Requirements ->
Where does the string "Vaikai" appear? Copy every line of the entries below that holds it.

(Entries taken from a collection)
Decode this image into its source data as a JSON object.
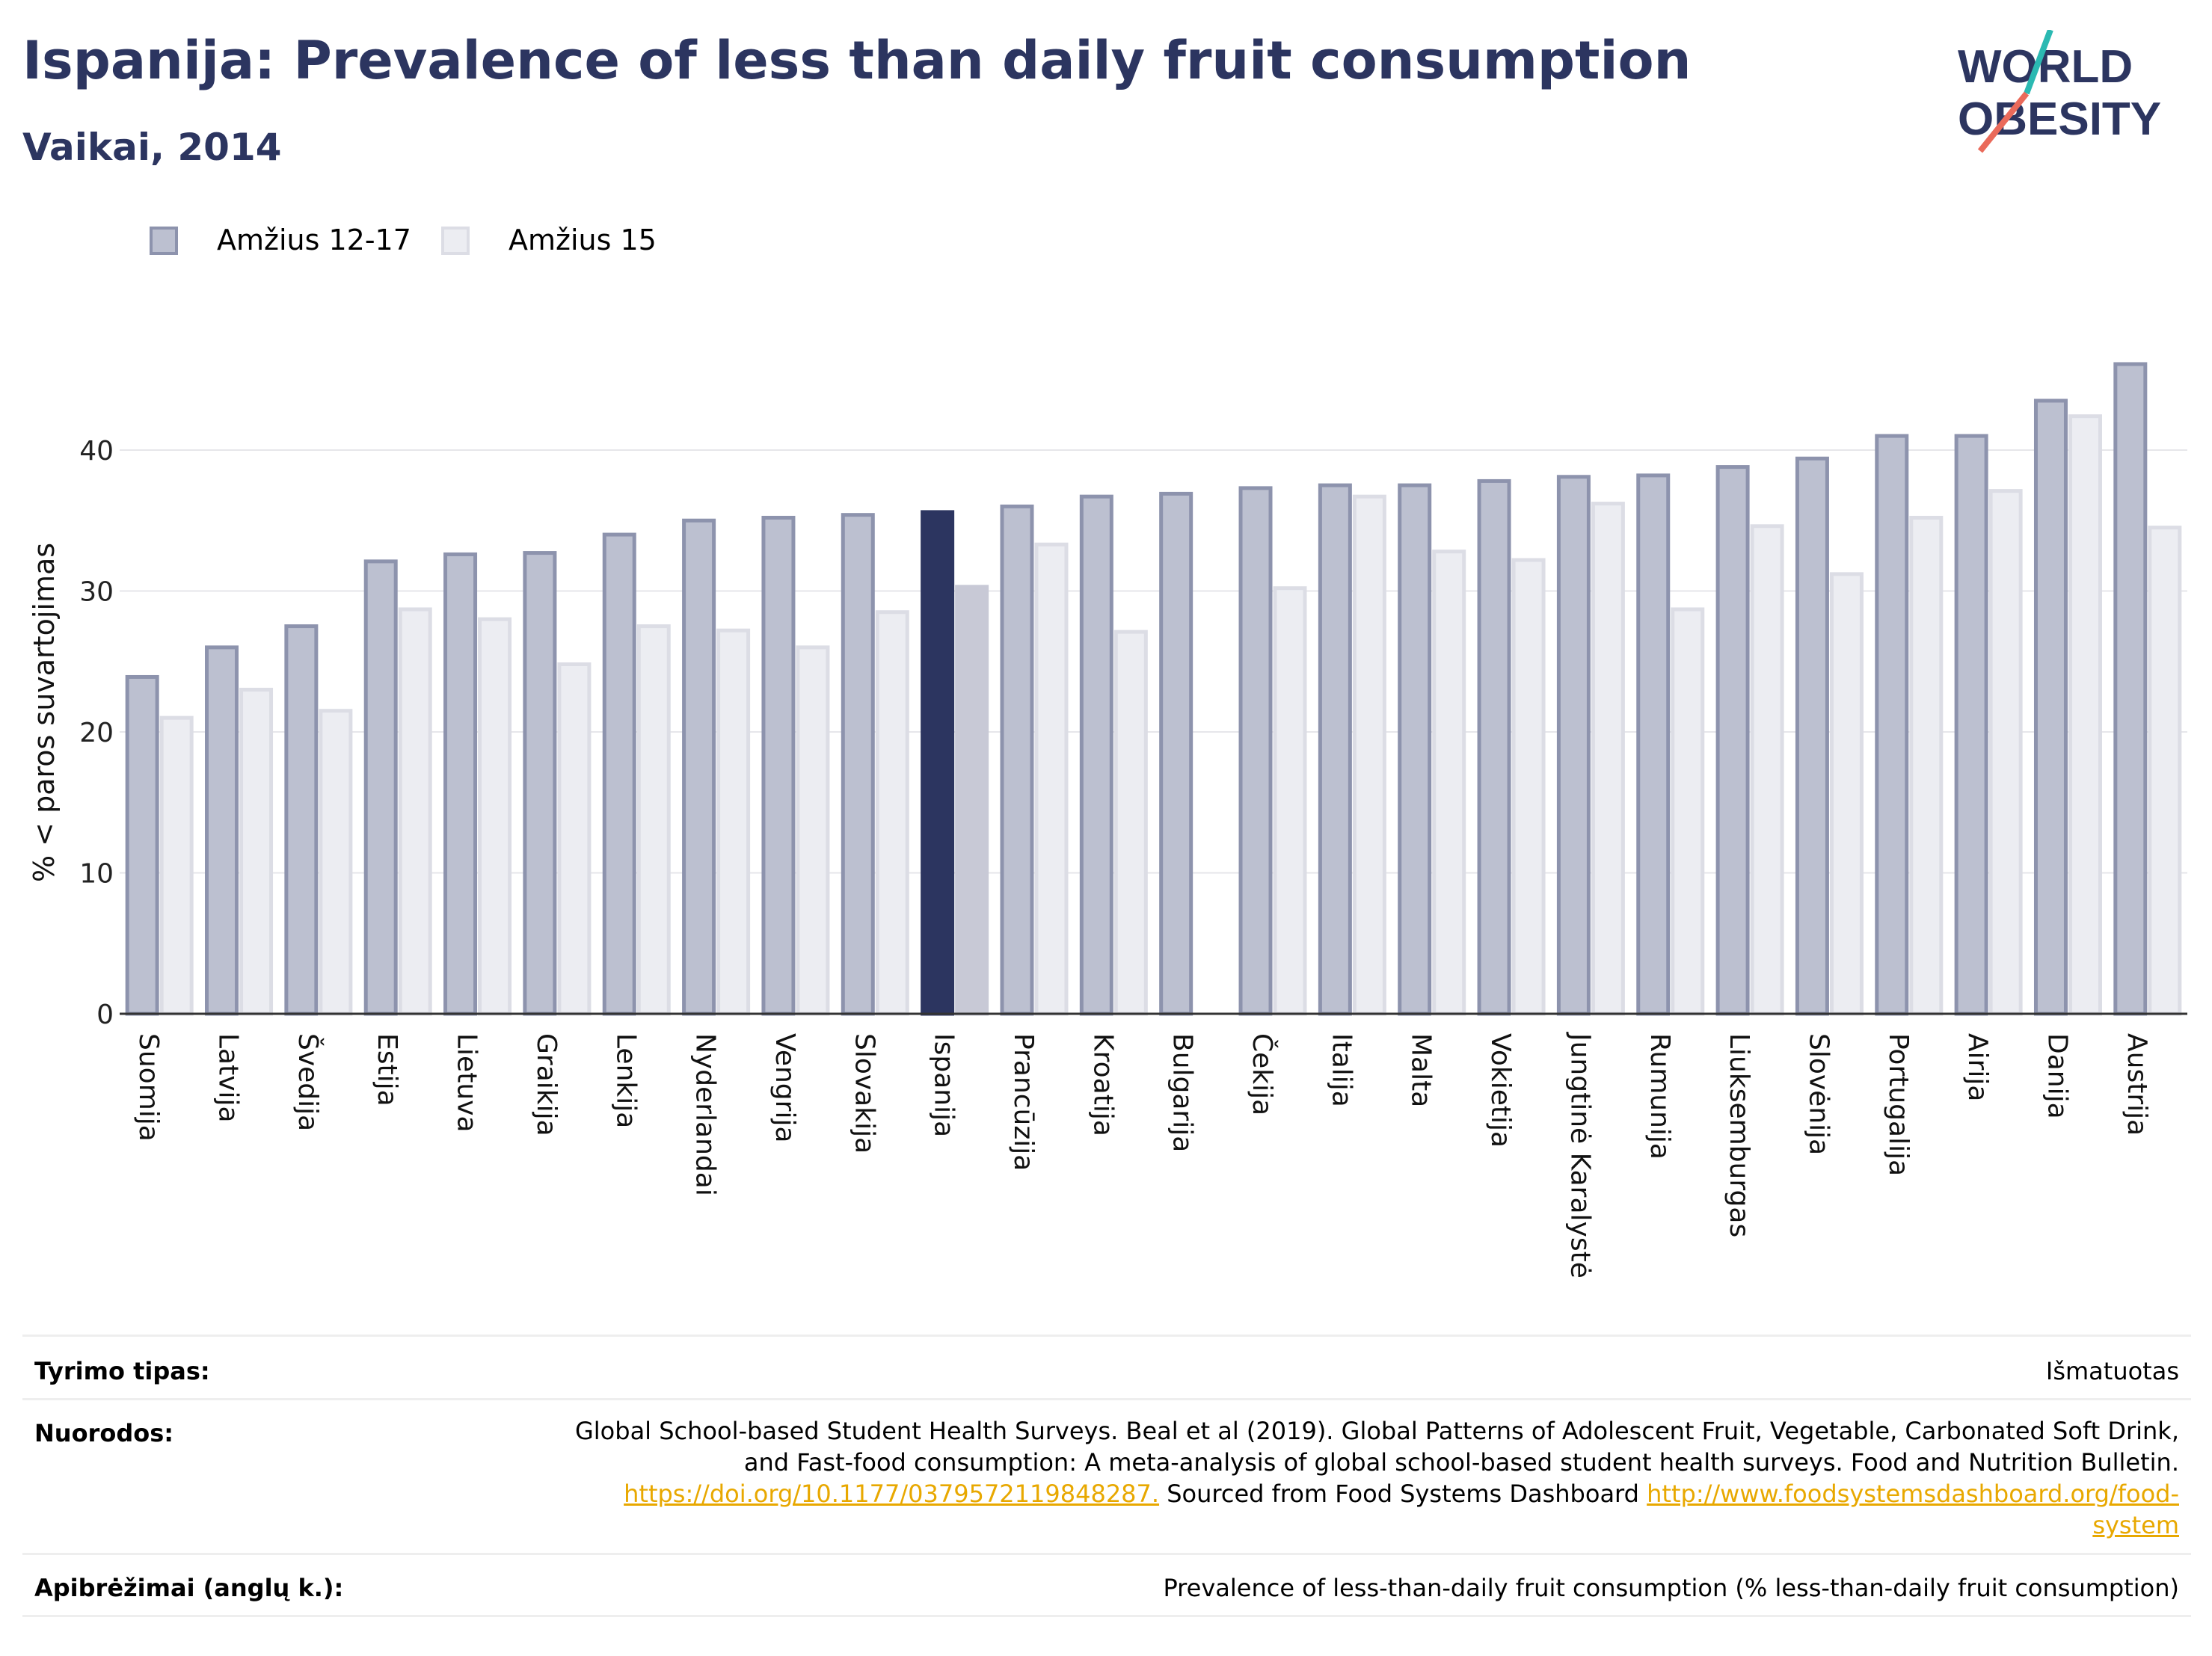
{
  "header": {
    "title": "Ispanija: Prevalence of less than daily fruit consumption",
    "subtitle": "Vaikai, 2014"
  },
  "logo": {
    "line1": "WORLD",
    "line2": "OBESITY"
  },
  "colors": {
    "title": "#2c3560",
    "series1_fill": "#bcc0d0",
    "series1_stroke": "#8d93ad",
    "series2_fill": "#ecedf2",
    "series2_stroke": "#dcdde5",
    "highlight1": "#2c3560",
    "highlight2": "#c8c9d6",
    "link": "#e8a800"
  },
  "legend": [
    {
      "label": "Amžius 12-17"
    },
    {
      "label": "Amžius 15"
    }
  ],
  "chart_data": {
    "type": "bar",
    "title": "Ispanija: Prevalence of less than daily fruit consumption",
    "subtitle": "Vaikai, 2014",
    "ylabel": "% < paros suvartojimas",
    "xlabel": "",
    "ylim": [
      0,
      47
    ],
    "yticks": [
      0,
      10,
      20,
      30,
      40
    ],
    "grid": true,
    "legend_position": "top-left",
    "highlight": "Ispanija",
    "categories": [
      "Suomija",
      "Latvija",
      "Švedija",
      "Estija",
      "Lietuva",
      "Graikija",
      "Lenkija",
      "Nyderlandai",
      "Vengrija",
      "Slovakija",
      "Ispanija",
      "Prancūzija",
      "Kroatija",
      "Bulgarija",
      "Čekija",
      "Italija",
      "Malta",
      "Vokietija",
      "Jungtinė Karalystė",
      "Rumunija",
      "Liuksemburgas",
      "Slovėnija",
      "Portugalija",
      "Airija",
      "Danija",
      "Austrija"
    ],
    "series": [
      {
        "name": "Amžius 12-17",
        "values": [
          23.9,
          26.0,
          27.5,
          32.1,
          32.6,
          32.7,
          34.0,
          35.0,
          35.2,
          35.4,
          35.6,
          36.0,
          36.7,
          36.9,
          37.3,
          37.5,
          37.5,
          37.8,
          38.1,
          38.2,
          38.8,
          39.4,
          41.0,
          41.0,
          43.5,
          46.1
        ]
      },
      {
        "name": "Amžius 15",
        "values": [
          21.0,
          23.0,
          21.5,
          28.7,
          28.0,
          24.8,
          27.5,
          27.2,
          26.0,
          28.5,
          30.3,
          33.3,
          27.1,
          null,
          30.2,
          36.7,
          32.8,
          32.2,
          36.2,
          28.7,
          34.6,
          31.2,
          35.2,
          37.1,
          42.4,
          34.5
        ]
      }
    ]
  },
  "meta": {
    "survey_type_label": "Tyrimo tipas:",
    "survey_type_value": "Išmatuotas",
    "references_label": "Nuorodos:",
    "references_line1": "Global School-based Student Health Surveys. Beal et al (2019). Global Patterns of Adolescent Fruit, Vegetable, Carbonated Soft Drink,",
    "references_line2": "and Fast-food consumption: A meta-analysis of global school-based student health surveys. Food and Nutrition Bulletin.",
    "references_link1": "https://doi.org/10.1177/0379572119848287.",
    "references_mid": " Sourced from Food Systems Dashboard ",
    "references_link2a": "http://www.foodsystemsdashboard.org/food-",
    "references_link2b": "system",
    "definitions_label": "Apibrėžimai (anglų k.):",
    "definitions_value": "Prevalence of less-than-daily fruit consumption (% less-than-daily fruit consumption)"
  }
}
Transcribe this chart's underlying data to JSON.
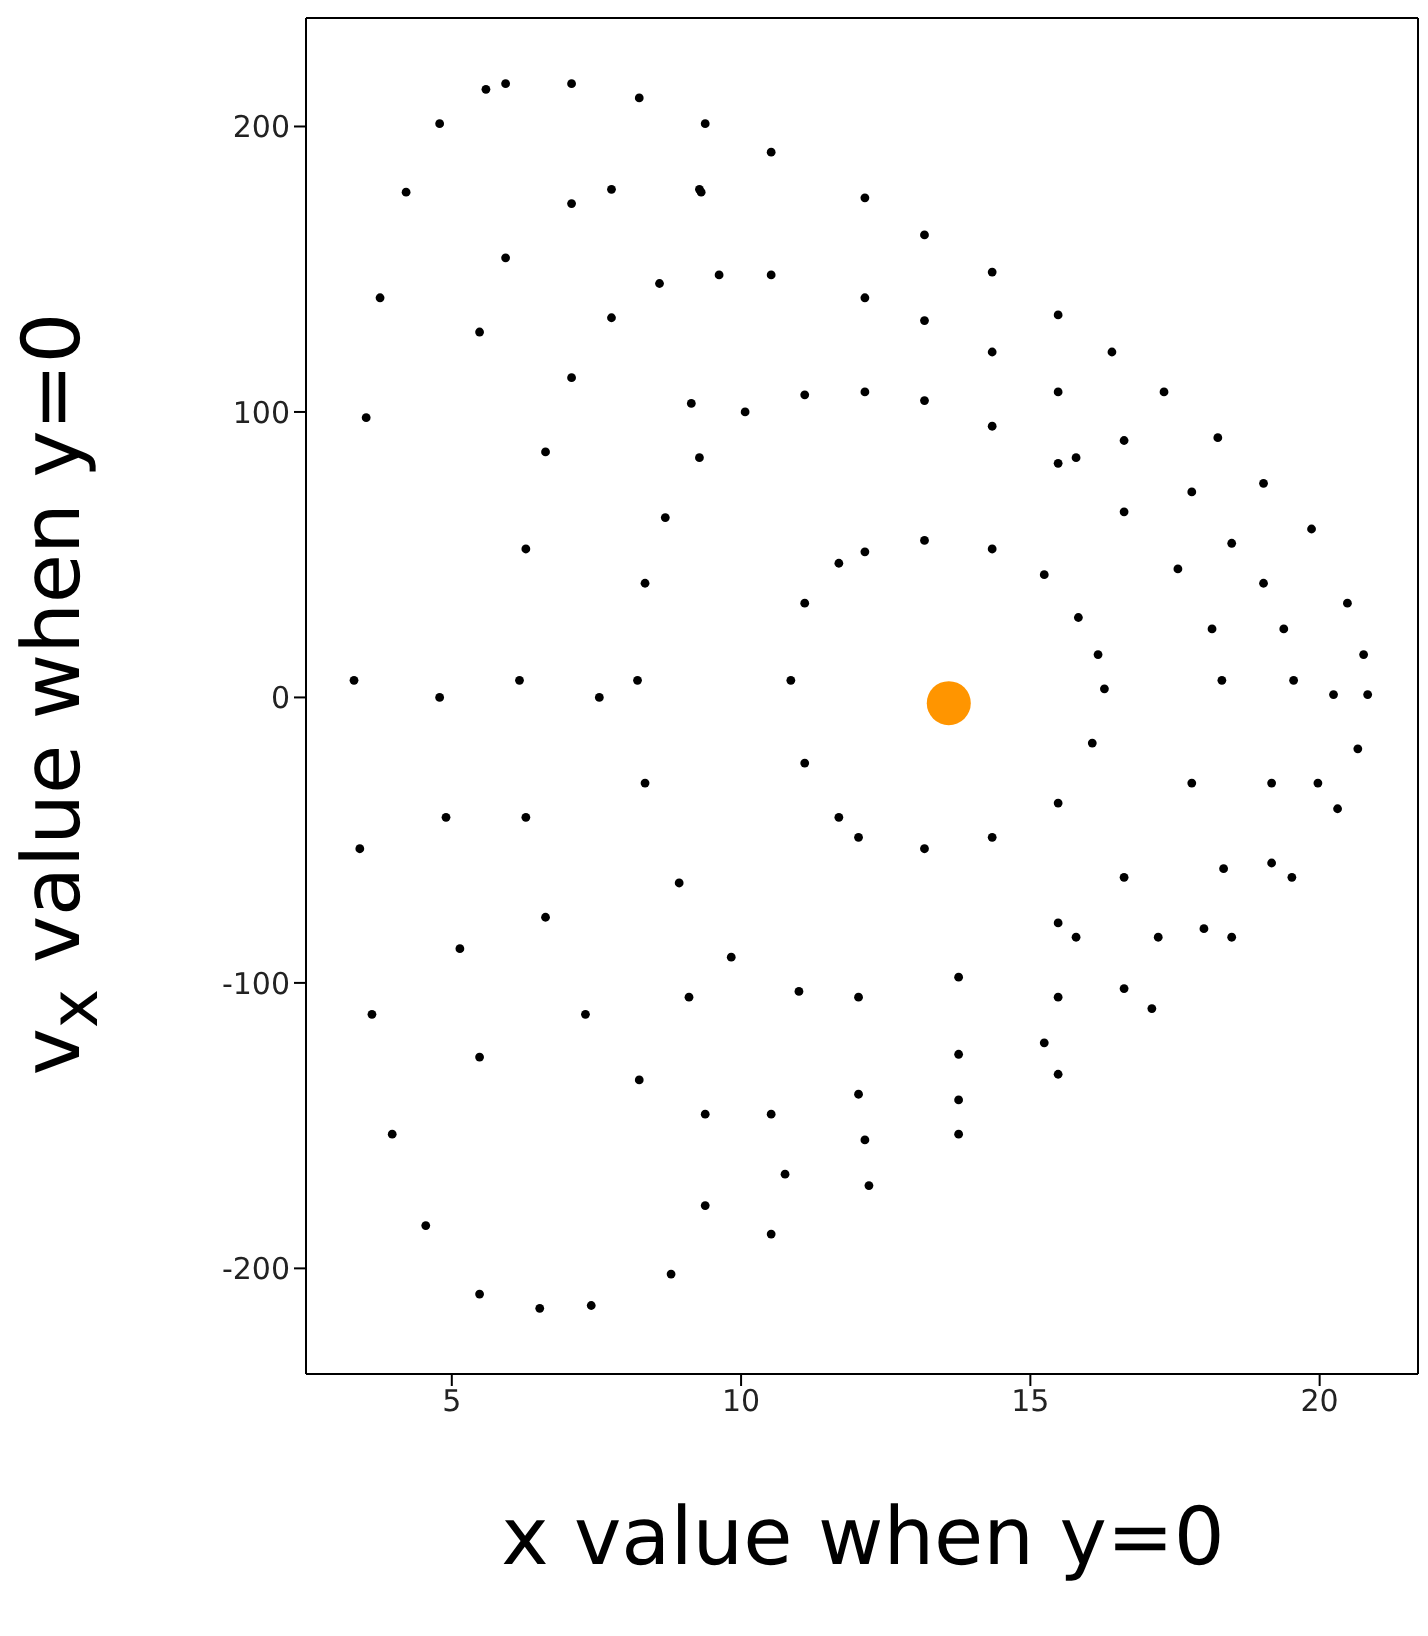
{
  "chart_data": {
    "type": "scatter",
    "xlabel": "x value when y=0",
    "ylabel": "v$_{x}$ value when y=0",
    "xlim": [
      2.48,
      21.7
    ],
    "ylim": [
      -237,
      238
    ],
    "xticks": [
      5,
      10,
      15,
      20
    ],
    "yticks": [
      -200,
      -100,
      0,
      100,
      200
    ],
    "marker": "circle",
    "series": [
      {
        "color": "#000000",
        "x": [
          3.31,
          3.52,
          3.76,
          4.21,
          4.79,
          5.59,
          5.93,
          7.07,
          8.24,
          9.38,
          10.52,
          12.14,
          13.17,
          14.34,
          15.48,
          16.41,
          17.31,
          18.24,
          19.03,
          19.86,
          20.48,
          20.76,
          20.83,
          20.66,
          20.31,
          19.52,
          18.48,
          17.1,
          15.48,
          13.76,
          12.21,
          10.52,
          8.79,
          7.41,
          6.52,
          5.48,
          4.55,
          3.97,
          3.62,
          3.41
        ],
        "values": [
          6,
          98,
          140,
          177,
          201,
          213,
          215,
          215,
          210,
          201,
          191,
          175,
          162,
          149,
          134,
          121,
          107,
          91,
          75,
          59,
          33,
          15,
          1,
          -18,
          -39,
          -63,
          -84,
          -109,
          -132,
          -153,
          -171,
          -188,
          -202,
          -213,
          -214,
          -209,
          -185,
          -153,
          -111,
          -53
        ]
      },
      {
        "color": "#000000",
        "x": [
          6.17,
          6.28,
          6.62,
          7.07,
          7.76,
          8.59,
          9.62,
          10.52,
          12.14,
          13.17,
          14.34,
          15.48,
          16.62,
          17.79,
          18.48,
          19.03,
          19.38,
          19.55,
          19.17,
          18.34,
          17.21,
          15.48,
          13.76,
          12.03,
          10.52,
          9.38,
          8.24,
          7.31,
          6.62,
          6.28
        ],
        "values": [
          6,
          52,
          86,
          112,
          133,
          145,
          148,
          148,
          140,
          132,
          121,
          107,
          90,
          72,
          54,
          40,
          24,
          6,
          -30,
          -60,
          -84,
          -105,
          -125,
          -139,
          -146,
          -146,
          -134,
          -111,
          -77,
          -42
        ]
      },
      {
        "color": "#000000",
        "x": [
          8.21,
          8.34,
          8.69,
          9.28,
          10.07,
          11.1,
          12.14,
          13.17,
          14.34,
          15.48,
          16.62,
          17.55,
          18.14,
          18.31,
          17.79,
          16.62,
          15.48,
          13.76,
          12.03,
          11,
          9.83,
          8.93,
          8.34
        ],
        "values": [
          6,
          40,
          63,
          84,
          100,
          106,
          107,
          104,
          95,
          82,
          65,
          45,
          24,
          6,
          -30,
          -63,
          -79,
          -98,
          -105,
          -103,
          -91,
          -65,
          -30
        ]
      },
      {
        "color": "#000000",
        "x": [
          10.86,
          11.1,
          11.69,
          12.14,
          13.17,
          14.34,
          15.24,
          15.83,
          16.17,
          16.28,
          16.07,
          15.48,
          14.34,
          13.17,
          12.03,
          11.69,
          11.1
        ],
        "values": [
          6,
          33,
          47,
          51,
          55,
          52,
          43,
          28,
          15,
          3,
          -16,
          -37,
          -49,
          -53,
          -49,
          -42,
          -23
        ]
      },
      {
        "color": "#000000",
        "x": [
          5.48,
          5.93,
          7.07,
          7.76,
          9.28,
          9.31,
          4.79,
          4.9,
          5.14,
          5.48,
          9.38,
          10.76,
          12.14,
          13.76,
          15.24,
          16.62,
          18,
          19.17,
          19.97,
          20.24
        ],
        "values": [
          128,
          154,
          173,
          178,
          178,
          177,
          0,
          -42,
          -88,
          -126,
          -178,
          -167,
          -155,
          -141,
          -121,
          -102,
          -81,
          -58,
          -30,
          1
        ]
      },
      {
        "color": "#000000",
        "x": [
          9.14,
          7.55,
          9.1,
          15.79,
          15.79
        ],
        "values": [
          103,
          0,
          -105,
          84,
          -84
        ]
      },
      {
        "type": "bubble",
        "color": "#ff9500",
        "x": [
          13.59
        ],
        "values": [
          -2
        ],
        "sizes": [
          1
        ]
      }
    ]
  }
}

Response for this exercise ->
    "subtitle": "Vaikai, 2014"
    "subtitle": "Vaikai, 2014",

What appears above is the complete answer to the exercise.